Stated goal =>
Return the full listing exactly as it is written.

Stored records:
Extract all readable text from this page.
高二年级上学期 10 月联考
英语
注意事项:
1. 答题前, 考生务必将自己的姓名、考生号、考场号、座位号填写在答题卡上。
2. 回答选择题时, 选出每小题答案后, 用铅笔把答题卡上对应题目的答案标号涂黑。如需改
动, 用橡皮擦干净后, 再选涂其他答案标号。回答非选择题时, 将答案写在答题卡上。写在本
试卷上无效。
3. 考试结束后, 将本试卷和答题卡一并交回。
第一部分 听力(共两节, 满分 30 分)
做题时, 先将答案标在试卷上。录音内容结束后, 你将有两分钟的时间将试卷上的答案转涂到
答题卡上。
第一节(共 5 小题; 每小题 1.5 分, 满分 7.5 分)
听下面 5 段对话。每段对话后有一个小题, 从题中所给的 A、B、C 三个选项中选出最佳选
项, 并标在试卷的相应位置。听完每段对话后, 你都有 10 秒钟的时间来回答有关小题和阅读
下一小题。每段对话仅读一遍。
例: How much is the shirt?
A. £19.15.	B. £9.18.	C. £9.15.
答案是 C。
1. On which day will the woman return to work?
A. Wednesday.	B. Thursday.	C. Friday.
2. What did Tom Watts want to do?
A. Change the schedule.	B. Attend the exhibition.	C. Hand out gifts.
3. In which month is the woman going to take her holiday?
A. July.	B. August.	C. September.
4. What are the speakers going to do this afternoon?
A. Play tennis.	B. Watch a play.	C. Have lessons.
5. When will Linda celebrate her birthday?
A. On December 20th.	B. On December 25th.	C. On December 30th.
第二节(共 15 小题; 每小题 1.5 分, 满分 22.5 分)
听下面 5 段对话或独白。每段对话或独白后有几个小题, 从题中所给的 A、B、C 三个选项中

Result of the task =>
Extract all readable text from this page.
高二年级上学期 10 月联考
英语
注意事项:
1. 答题前, 考生务必将自己的姓名、考生号、考场号、座位号填写在答题卡上。
2. 回答选择题时, 选出每小题答案后, 用铅笔把答题卡上对应题目的答案标号涂黑。如需改
动, 用橡皮擦干净后, 再选涂其他答案标号。回答非选择题时, 将答案写在答题卡上。写在本
试卷上无效。
3. 考试结束后, 将本试卷和答题卡一并交回。
第一部分 听力(共两节, 满分 30 分)
做题时, 先将答案标在试卷上。录音内容结束后, 你将有两分钟的时间将试卷上的答案转涂到
答题卡上。
第一节(共 5 小题; 每小题 1.5 分, 满分 7.5 分)
听下面 5 段对话。每段对话后有一个小题, 从题中所给的 A、B、C 三个选项中选出最佳选
项, 并标在试卷的相应位置。听完每段对话后, 你都有 10 秒钟的时间来回答有关小题和阅读
下一小题。每段对话仅读一遍。
例: How much is the shirt?
A. £19.15.	B. £9.18.	C. £9.15.
答案是 C。
1. On which day will the woman return to work?
A. Wednesday.	B. Thursday.	C. Friday.
2. What did Tom Watts want to do?
A. Change the schedule.	B. Attend the exhibition.	C. Hand out gifts.
3. In which month is the woman going to take her holiday?
A. July.	B. August.	C. September.
4. What are the speakers going to do this afternoon?
A. Play tennis.	B. Watch a play.	C. Have lessons.
5. When will Linda celebrate her birthday?
A. On December 20th.	B. On December 25th.	C. On December 30th.
第二节(共 15 小题; 每小题 1.5 分, 满分 22.5 分)
听下面 5 段对话或独白。每段对话或独白后有几个小题, 从题中所给的 A、B、C 三个选项中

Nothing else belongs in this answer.